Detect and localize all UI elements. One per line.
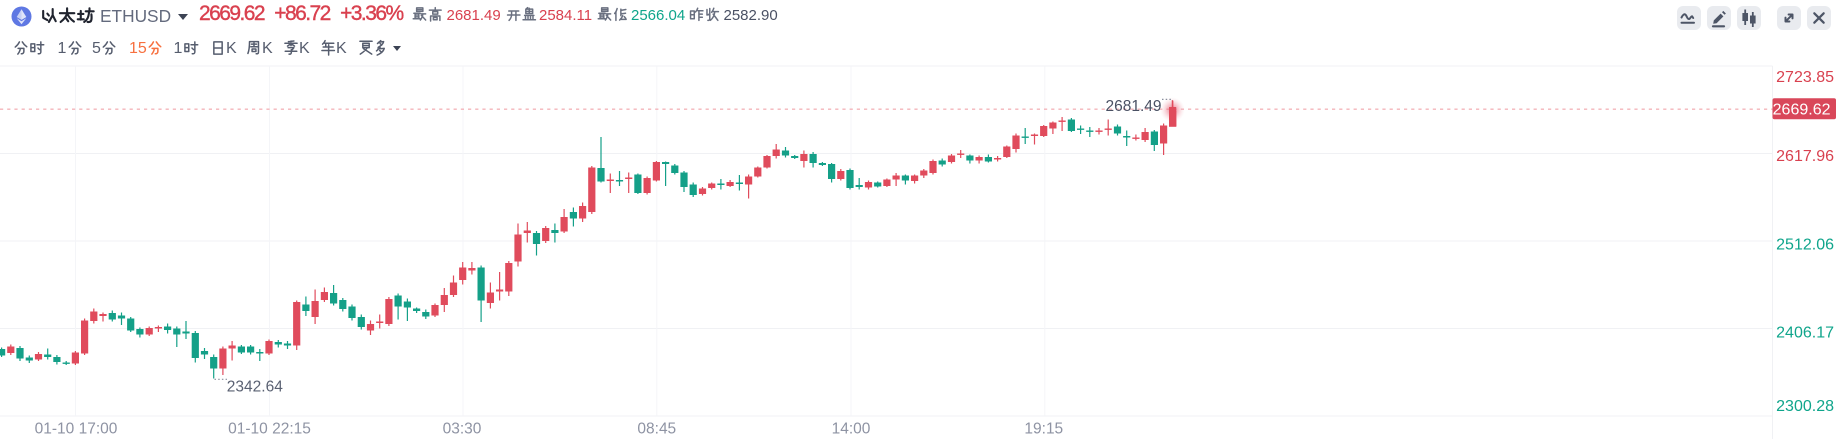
svg-text:2681.49: 2681.49	[1105, 98, 1161, 115]
svg-text:2512.06: 2512.06	[1776, 236, 1834, 253]
svg-text:2723.85: 2723.85	[1776, 69, 1834, 86]
svg-text:2342.64: 2342.64	[227, 378, 283, 395]
svg-text:19:15: 19:15	[1024, 421, 1063, 438]
svg-text:2617.96: 2617.96	[1776, 148, 1834, 165]
svg-text:08:45: 08:45	[637, 421, 676, 438]
svg-text:14:00: 14:00	[832, 421, 871, 438]
svg-text:01-10 17:00: 01-10 17:00	[35, 421, 118, 438]
svg-text:03:30: 03:30	[443, 421, 482, 438]
svg-text:2406.17: 2406.17	[1776, 324, 1834, 341]
svg-text:2300.28: 2300.28	[1776, 398, 1834, 415]
svg-text:01-10 22:15: 01-10 22:15	[228, 421, 311, 438]
svg-text:2669.62: 2669.62	[1773, 101, 1831, 118]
•••••
Work to do — Return every line of the records that contains the word "Detect". Count a match only when the case is the same.

Answer to this task —
Detect and localize all UI elements. One per line.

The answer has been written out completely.